+++ Selected passage

LAW: by Richard WilkinsNews Weekly
International Criminal Court: the dangers
, August 11, 2001
Richard Wilkins, Professor of Law at Brigham Young University in the United States, was recently in Australia to warn of the threat to domestic legal and political systems posed by the International Criminal Court.
In July 1998, the nations of the world signed a Rome Statute for the International Criminal Court (ICC). The Statute transfers a vast amount of decision-making authority from previously sovereign nations to an international court that will be remote from - and unable to be controlled by - the peoples of the earth.
The Statute does so by creating a court with absolutely unprecedented jurisdictional reach. For the first time in history, we have a Statute that purports to bind the entire earth, once a mere 60 nations have ratified it.
It violates every single principle of international law established since the Treaty of Westphalia in 1648.
The court, moreover, is empowered to enforce laws that are very vaguely worded, and that therefore capable of expansion to reach conduct well beyond what might be called "crimes of most serious concern". I also pointed out that the Statute created a mechanism which was subject to quite ready political control.
In response to such concerns, the Honourable Daryl Williams, the Attorney-General from Australia, has sought to reassure us.
First, he states that we needn't worry, because the Statute is only complementary to Australian justice. That is, it will never override Australian justice.
Second, he says it reaches only the most serious crimes of international concern.
Third, he believes there's no need to worry about sovereignty, because the Australian Constitution will never be overridden.
Fourth, he says it's false and absurd to suggest that this court will change Australian social policy.
Finally, he says that the claim that somehow the Statute will be used for political aims (or subject to political mechanisms or machinations) is simply without any foundation at all. Well, I'd like to respond to those assertions one at a time.
To begin with the notion of complementarity. It is absolutely true, as your Attorney-General points out, that the Court is designed to be complementary to national jurisdictions. That is stated in Article 1 of the Statute.
But while this notion may sound
reassuring, and is invoked by Court supporters to calm fears that the ICC will unduly intrude upon domestic policy-making, complementarity in actual fact operates not
to shield domestic law from international intrusion, but to ensure that domestic law conforms
in all respects to international law: as set out in the ICC Statute, in Article 17 (1a).
"The International Criminal Court will take jurisdiction any time a nation is unwilling or unable to act."
Accordingly, once the ICC is ratified, Australia's domestic human rights law must precisely mirror the human rights law established under the ICC and the judicial decisions of the ICC, or the domestic legal system will be supplanted.
Complementarity, in short, is not a shield: but, rather, a sword, to require Australia to implement emerging international norms.

++++++
+++ Data entries

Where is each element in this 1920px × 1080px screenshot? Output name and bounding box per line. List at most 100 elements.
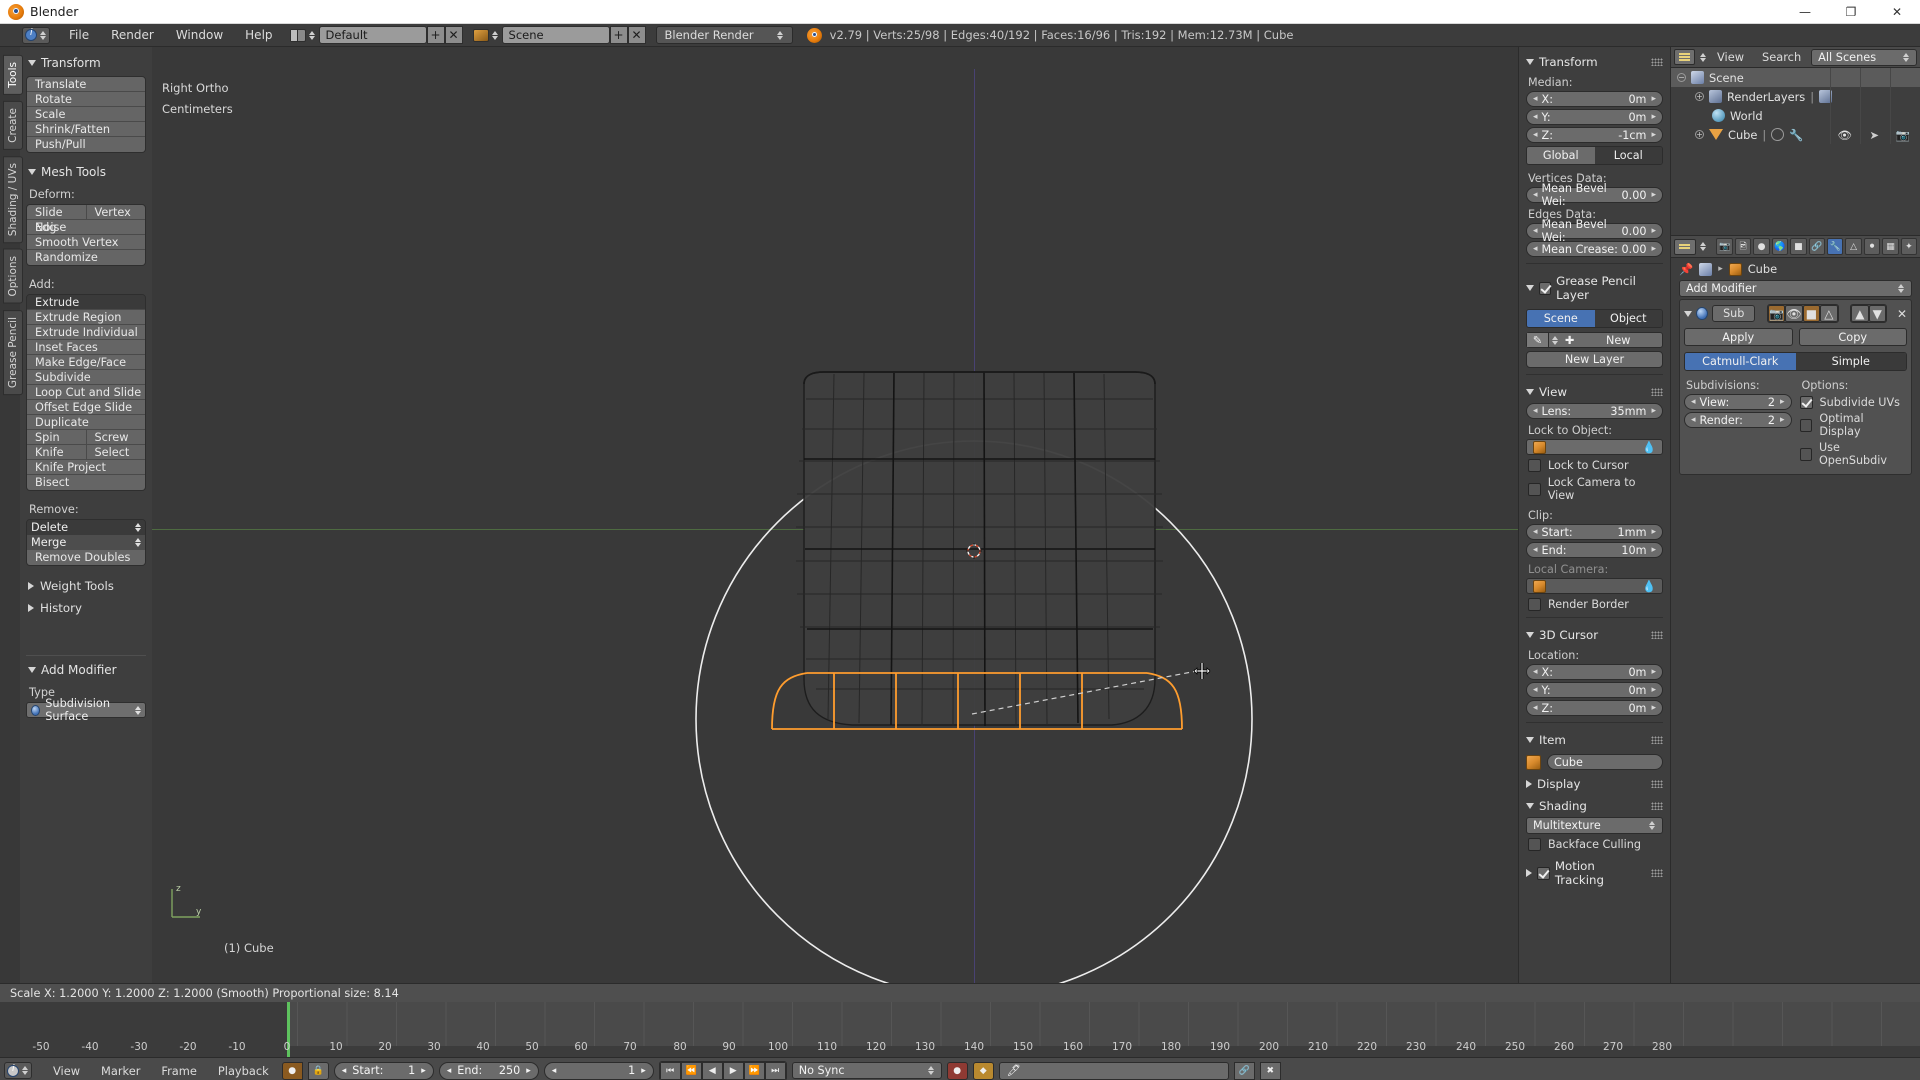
outliner-menu-search[interactable]: Search bbox=[1754, 50, 1809, 64]
right-arrow-icon[interactable]: ▸ bbox=[1651, 244, 1656, 254]
panel-header-shading[interactable]: Shading bbox=[1526, 795, 1663, 817]
backface-culling-checkbox[interactable] bbox=[1528, 838, 1541, 851]
push-pull-button[interactable]: Push/Pull bbox=[27, 137, 145, 152]
panel-header-history[interactable]: History bbox=[26, 597, 146, 619]
right-arrow-icon[interactable]: ▸ bbox=[1651, 94, 1656, 104]
subdivisions-render-field[interactable]: ◂ Render: 2 ▸ bbox=[1684, 412, 1792, 428]
delete-layout-button[interactable]: ✕ bbox=[444, 26, 463, 44]
screen-layout-icon[interactable] bbox=[289, 28, 306, 42]
tab-create[interactable]: Create bbox=[3, 100, 23, 150]
rotate-button[interactable]: Rotate bbox=[27, 92, 145, 107]
add-layout-button[interactable]: + bbox=[426, 26, 445, 44]
apply-modifier-button[interactable]: Apply bbox=[1684, 328, 1793, 346]
left-arrow-icon[interactable]: ◂ bbox=[1533, 190, 1538, 200]
cage-toggle-icon[interactable]: △ bbox=[1820, 305, 1838, 322]
inset-faces-button[interactable]: Inset Faces bbox=[27, 340, 145, 355]
properties-tab-texture[interactable]: ▦ bbox=[1882, 238, 1899, 255]
modifier-type-dropdown[interactable]: Subdivision Surface bbox=[26, 697, 146, 723]
vertex-bevel-weight-field[interactable]: ◂ Mean Bevel Wei: 0.00 ▸ bbox=[1526, 182, 1663, 208]
panel-header-transform[interactable]: Transform bbox=[26, 53, 146, 76]
keyframe-icon[interactable]: ◆ bbox=[972, 1061, 994, 1080]
left-arrow-icon[interactable]: ◂ bbox=[1533, 527, 1538, 537]
smooth-vertex-button[interactable]: Smooth Vertex bbox=[27, 235, 145, 250]
properties-tab-material[interactable]: ⚫ bbox=[1863, 238, 1881, 255]
outliner-row-renderlayers[interactable]: + RenderLayers | bbox=[1671, 87, 1920, 106]
use-opensubdiv-checkbox[interactable] bbox=[1799, 447, 1812, 461]
drag-grip-icon[interactable] bbox=[1651, 869, 1664, 877]
chevron-updown-icon[interactable] bbox=[308, 30, 316, 40]
lock-to-cursor-checkbox[interactable] bbox=[1528, 459, 1541, 472]
chevron-updown-icon[interactable] bbox=[1699, 52, 1707, 62]
clip-end-field[interactable]: ◂ End: 10m ▸ bbox=[1526, 542, 1663, 558]
editor-type-selector[interactable] bbox=[22, 26, 50, 44]
local-camera-field[interactable]: 💧 bbox=[1526, 578, 1663, 594]
shading-method-dropdown[interactable]: Multitexture bbox=[1526, 817, 1663, 834]
left-arrow-icon[interactable]: ◂ bbox=[1533, 94, 1538, 104]
lock-icon[interactable]: 🔒 bbox=[307, 1061, 329, 1080]
merge-dropdown[interactable]: Merge bbox=[27, 535, 145, 550]
timeline-editor-type-selector[interactable] bbox=[4, 1062, 32, 1079]
timeline-menu-marker[interactable]: Marker bbox=[93, 1064, 148, 1078]
optimal-display-row[interactable]: Optimal Display bbox=[1799, 412, 1908, 438]
right-arrow-icon[interactable]: ▸ bbox=[1651, 703, 1656, 713]
outliner-row-scene[interactable]: − Scene bbox=[1671, 68, 1920, 87]
tab-shading-uvs[interactable]: Shading / UVs bbox=[3, 155, 23, 243]
left-arrow-icon[interactable]: ◂ bbox=[1533, 244, 1538, 254]
menu-render[interactable]: Render bbox=[100, 25, 165, 45]
panel-header-view[interactable]: View bbox=[1526, 381, 1663, 403]
outliner-row-world[interactable]: World bbox=[1671, 106, 1920, 125]
extrude-individual-button[interactable]: Extrude Individual bbox=[27, 325, 145, 340]
expand-icon[interactable]: + bbox=[1695, 130, 1704, 139]
lock-to-object-field[interactable]: 💧 bbox=[1526, 439, 1663, 455]
pin-icon[interactable]: 📌 bbox=[1679, 262, 1693, 276]
clip-start-field[interactable]: ◂ Start: 1mm ▸ bbox=[1526, 524, 1663, 540]
move-down-button[interactable]: ▼ bbox=[1868, 305, 1886, 322]
right-arrow-icon[interactable]: ▸ bbox=[1651, 545, 1656, 555]
eyedropper-icon[interactable]: 💧 bbox=[1642, 441, 1656, 454]
panel-header-display[interactable]: Display bbox=[1526, 773, 1663, 795]
eye-icon[interactable]: 👁 bbox=[1838, 128, 1852, 142]
lock-to-cursor-row[interactable]: Lock to Cursor bbox=[1528, 459, 1663, 472]
catmull-clark-button[interactable]: Catmull-Clark bbox=[1685, 353, 1796, 370]
chevron-updown-icon[interactable] bbox=[1700, 242, 1707, 251]
new-layer-button[interactable]: New Layer bbox=[1526, 351, 1663, 368]
outliner-scope-dropdown[interactable]: All Scenes bbox=[1811, 48, 1917, 66]
eyedropper-icon[interactable]: 💧 bbox=[1642, 580, 1656, 593]
gp-scene-button[interactable]: Scene bbox=[1527, 310, 1595, 327]
extrude-region-button[interactable]: Extrude Region bbox=[27, 310, 145, 325]
panel-header-motion-tracking[interactable]: Motion Tracking bbox=[1526, 855, 1664, 891]
vertex-slide-button[interactable]: Vertex bbox=[85, 205, 146, 219]
timeline-menu-playback[interactable]: Playback bbox=[210, 1064, 277, 1078]
render-engine-selector[interactable]: Blender Render bbox=[655, 26, 793, 44]
gp-object-button[interactable]: Object bbox=[1594, 310, 1662, 327]
cursor-y-field[interactable]: ◂ Y: 0m ▸ bbox=[1526, 682, 1663, 698]
play-button[interactable]: ▶ bbox=[722, 1061, 744, 1080]
translate-button[interactable]: Translate bbox=[27, 77, 145, 92]
jump-to-start-button[interactable]: ⏮ bbox=[659, 1061, 681, 1080]
knife-button[interactable]: Knife bbox=[27, 445, 86, 459]
modifier-name-field[interactable]: Sub bbox=[1712, 305, 1756, 322]
duplicate-button[interactable]: Duplicate bbox=[27, 415, 145, 430]
offset-edge-slide-button[interactable]: Offset Edge Slide bbox=[27, 400, 145, 415]
left-arrow-icon[interactable]: ◂ bbox=[1691, 397, 1696, 407]
drag-grip-icon[interactable] bbox=[1651, 802, 1663, 810]
play-reverse-button[interactable]: ◀ bbox=[701, 1061, 723, 1080]
outliner-display-mode-icon[interactable] bbox=[1674, 49, 1695, 65]
left-arrow-icon[interactable]: ◂ bbox=[1533, 226, 1538, 236]
right-arrow-icon[interactable]: ▸ bbox=[1651, 406, 1656, 416]
timeline-menu-frame[interactable]: Frame bbox=[153, 1064, 205, 1078]
left-arrow-icon[interactable]: ◂ bbox=[552, 1066, 557, 1076]
cube-icon[interactable] bbox=[1728, 262, 1742, 276]
wrench-icon[interactable]: 🔧 bbox=[1789, 128, 1803, 142]
left-arrow-icon[interactable]: ◂ bbox=[1533, 703, 1538, 713]
panel-header-item[interactable]: Item bbox=[1526, 729, 1663, 751]
backface-culling-row[interactable]: Backface Culling bbox=[1528, 838, 1663, 851]
record-icon[interactable]: ● bbox=[946, 1061, 968, 1080]
delete-dropdown[interactable]: Delete bbox=[27, 520, 145, 535]
drag-grip-icon[interactable] bbox=[1651, 388, 1663, 396]
jump-to-end-button[interactable]: ⏭ bbox=[764, 1061, 786, 1080]
close-button[interactable]: ✕ bbox=[1874, 0, 1920, 23]
subdivide-uvs-row[interactable]: Subdivide UVs bbox=[1799, 396, 1908, 409]
left-arrow-icon[interactable]: ◂ bbox=[447, 1066, 452, 1076]
camera-icon[interactable]: 📷 bbox=[1896, 128, 1910, 142]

++++++

▶ [Exercise instructions] Please reproduce the passage of the article on the International Criminal Court above, word for word, from "But while this" up to and including "will be supplanted.".

▶ [Problem solution]
But while this notion may sound
reassuring, and is invoked by Court supporters to calm fears that the ICC will unduly intrude upon domestic policy-making, complementarity in actual fact operates not
to shield domestic law from international intrusion, but to ensure that domestic law conforms
in all respects to international law: as set out in the ICC Statute, in Article 17 (1a).
"The International Criminal Court will take jurisdiction any time a nation is unwilling or unable to act."
Accordingly, once the ICC is ratified, Australia's domestic human rights law must precisely mirror the human rights law established under the ICC and the judicial decisions of the ICC, or the domestic legal system will be supplanted.